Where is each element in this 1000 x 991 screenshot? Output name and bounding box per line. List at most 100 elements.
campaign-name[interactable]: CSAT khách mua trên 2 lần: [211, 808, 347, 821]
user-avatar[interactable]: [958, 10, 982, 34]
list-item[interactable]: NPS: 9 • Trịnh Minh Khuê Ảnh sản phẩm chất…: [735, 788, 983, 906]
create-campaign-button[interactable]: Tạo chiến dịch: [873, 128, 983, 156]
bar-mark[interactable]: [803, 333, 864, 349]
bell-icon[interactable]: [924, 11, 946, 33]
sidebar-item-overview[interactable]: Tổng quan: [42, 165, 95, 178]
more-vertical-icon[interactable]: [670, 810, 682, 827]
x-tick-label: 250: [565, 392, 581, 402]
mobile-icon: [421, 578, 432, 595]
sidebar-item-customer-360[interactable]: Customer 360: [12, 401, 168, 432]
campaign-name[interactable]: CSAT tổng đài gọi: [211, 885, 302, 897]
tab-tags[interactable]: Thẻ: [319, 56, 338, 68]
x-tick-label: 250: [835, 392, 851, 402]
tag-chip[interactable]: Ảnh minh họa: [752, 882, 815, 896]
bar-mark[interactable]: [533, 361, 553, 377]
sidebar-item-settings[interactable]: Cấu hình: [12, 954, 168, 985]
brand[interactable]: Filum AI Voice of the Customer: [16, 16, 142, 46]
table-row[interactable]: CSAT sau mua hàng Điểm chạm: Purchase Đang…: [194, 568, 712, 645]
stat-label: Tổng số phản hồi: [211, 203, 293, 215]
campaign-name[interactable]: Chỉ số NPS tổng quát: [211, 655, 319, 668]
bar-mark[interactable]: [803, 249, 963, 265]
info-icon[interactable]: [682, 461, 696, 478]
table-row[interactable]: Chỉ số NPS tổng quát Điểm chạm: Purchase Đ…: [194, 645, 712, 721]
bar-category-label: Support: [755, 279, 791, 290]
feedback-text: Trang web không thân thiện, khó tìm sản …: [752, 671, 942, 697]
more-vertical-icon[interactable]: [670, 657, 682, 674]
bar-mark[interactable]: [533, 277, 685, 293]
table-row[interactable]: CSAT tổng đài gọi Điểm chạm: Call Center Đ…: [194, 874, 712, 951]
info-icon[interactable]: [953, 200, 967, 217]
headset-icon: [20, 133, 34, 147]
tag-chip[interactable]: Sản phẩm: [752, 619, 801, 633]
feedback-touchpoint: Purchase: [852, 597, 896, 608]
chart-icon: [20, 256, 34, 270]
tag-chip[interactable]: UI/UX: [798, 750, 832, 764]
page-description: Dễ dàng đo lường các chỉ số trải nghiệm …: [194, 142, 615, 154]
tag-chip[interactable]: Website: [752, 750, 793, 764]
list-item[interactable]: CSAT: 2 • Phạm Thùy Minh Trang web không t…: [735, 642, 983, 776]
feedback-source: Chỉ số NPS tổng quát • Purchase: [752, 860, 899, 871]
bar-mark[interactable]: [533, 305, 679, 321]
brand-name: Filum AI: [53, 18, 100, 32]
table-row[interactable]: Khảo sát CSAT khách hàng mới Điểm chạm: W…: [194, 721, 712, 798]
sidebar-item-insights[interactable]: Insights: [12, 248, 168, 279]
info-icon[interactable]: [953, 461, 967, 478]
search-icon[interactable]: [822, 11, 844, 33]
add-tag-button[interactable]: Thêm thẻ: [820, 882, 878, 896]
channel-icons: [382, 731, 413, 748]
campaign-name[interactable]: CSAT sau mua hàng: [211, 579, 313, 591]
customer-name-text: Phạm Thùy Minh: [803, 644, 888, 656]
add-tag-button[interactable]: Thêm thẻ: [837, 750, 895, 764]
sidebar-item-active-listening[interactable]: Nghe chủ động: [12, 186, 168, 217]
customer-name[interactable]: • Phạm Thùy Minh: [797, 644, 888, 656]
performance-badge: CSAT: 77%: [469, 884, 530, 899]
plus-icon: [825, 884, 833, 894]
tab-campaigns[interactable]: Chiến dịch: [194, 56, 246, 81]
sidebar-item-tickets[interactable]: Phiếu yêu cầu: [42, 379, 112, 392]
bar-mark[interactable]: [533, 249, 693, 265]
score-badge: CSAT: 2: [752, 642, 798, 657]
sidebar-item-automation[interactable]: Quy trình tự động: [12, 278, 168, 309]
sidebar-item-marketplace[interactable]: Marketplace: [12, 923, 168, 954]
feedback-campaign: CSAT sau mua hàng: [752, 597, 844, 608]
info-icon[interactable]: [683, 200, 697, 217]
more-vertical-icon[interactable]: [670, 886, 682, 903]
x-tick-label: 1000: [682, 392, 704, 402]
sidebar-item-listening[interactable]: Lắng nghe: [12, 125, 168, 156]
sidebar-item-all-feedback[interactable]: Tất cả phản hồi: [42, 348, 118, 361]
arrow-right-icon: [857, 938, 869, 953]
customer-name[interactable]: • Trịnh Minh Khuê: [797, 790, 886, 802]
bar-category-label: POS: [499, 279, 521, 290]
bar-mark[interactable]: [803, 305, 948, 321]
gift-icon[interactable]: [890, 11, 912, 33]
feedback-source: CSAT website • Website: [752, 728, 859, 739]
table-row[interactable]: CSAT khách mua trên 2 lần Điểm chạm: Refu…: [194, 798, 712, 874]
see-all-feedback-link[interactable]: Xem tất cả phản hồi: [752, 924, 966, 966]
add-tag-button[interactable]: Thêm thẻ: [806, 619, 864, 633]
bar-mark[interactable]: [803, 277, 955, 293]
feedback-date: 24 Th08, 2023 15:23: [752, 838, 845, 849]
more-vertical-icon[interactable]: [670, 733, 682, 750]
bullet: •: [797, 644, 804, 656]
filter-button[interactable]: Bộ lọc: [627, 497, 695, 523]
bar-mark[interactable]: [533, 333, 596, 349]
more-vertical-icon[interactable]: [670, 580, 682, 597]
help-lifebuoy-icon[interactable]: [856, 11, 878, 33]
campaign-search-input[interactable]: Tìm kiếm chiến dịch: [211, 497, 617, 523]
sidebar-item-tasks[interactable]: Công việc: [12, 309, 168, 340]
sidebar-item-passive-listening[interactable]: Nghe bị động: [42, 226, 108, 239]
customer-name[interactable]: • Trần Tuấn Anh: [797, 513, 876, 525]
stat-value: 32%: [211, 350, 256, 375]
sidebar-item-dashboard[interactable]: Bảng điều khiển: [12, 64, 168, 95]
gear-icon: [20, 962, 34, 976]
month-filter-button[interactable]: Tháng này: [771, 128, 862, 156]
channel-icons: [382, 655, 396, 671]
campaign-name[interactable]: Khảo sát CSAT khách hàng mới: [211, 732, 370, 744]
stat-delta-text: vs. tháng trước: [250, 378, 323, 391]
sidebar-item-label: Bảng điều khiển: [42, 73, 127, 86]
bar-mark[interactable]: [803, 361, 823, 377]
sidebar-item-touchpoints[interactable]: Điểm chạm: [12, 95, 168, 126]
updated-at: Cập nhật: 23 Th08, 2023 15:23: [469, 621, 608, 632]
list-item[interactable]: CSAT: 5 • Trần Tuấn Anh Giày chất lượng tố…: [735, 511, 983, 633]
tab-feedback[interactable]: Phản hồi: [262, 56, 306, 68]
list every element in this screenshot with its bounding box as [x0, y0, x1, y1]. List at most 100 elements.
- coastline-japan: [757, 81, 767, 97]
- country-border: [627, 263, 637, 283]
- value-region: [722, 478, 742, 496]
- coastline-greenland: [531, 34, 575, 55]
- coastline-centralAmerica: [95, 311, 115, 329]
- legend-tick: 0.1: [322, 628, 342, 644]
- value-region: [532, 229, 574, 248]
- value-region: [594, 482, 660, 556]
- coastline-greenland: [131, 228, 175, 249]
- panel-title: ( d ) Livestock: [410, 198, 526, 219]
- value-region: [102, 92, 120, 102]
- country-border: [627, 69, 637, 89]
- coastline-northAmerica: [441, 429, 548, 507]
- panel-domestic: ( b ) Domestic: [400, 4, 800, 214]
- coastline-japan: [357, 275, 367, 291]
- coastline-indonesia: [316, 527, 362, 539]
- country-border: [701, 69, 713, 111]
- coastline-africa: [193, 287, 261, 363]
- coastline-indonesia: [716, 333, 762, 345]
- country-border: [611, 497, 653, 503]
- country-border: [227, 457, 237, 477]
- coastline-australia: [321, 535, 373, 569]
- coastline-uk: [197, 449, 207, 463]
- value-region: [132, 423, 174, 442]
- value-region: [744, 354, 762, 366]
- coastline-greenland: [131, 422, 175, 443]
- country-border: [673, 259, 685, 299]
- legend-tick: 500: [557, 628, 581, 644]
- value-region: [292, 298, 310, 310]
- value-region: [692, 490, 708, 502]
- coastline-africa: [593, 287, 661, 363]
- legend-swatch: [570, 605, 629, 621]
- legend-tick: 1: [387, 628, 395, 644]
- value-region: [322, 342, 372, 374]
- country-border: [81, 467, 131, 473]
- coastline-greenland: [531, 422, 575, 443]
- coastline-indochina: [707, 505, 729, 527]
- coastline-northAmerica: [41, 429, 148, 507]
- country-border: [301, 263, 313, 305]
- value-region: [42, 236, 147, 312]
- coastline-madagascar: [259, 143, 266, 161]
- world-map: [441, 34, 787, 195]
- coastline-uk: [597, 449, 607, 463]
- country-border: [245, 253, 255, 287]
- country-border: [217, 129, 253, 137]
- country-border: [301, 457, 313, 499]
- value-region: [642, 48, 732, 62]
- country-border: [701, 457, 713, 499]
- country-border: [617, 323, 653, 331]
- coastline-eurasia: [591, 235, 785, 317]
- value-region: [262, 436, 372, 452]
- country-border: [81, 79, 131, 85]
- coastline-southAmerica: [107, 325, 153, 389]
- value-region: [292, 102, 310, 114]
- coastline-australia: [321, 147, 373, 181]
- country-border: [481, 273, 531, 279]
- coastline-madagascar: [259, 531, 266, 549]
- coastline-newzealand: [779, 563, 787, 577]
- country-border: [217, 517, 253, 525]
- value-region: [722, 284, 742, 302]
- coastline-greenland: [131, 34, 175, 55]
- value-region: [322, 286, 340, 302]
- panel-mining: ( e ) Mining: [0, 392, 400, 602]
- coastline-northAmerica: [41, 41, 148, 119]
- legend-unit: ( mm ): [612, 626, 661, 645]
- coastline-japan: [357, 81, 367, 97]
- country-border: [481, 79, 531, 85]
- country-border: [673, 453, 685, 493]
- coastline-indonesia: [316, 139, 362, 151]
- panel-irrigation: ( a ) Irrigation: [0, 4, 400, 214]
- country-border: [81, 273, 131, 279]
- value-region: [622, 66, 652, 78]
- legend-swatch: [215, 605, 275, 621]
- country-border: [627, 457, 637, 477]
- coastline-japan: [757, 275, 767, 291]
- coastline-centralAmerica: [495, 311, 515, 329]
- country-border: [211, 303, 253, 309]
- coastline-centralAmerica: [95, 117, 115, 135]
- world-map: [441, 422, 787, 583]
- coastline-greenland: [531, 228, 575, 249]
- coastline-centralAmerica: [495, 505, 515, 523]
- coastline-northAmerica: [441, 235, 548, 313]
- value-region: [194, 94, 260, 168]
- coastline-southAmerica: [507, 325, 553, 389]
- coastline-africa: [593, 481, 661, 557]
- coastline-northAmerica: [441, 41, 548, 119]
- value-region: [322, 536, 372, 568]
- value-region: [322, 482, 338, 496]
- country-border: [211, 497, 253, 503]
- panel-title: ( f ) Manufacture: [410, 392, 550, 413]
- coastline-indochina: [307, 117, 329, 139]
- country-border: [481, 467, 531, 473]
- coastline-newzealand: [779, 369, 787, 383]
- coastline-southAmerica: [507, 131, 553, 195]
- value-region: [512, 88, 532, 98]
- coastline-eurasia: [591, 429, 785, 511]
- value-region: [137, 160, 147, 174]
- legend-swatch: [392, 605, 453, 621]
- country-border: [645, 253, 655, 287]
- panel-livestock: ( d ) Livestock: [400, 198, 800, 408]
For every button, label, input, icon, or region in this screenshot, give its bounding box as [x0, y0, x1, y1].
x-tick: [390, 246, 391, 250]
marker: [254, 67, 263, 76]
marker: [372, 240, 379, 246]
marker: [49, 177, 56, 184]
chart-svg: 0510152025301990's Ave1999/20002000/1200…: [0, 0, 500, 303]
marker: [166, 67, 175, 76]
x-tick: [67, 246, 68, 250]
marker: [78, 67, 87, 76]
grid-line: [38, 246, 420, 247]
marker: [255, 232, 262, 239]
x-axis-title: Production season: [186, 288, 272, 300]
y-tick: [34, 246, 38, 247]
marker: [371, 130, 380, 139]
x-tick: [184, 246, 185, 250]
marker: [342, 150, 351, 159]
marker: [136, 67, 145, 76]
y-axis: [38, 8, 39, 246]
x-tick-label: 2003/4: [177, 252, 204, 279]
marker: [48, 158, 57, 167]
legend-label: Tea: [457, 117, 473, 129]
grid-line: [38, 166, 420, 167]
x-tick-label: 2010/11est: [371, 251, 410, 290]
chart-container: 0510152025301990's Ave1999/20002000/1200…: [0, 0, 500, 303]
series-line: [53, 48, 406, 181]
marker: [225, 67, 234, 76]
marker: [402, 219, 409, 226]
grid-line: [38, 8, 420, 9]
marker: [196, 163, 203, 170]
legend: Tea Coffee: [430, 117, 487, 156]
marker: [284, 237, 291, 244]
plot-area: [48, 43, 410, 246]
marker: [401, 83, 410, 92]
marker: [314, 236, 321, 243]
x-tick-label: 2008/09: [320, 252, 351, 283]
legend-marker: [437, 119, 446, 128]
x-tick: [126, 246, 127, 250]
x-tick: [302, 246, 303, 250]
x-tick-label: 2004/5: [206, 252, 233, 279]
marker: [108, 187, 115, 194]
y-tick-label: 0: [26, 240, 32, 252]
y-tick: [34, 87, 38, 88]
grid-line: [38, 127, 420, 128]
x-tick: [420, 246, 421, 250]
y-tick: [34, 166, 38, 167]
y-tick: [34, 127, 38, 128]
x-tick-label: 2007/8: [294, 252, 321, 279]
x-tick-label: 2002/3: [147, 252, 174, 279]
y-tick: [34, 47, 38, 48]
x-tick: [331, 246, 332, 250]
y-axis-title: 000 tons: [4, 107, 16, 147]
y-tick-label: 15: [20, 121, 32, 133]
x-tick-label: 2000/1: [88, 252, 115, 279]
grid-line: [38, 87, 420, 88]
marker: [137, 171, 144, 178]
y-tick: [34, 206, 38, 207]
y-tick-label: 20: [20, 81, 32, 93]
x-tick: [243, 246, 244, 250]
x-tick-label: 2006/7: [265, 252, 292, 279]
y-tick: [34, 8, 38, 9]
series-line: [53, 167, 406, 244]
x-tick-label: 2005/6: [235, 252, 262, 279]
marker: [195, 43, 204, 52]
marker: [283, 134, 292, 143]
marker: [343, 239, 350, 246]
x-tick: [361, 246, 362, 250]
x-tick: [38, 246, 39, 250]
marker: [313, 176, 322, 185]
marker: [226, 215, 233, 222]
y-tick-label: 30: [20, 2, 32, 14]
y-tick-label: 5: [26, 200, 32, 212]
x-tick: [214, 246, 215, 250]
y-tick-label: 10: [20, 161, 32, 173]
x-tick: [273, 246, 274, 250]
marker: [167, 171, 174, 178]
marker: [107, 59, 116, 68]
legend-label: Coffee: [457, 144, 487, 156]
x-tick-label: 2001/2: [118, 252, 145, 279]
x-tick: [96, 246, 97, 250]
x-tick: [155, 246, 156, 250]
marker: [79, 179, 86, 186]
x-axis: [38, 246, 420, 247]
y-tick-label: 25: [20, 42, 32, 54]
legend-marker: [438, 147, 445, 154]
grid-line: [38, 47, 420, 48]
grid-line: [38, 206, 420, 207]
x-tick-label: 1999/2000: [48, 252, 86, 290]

· · · ·

Work to complete: Copy the entries word for word, from the first line through the line containing "165, 95, 178]".

Exercise solution:
Where is each element in this 1000 x 991 screenshot? Output name and bounding box per line. List at most 100 elements.
campaign-name[interactable]: CSAT khách mua trên 2 lần: [211, 808, 347, 821]
user-avatar[interactable]: [958, 10, 982, 34]
list-item[interactable]: NPS: 9 • Trịnh Minh Khuê Ảnh sản phẩm chất…: [735, 788, 983, 906]
create-campaign-button[interactable]: Tạo chiến dịch: [873, 128, 983, 156]
bar-mark[interactable]: [803, 333, 864, 349]
bell-icon[interactable]: [924, 11, 946, 33]
sidebar-item-overview[interactable]: Tổng quan: [42, 165, 95, 178]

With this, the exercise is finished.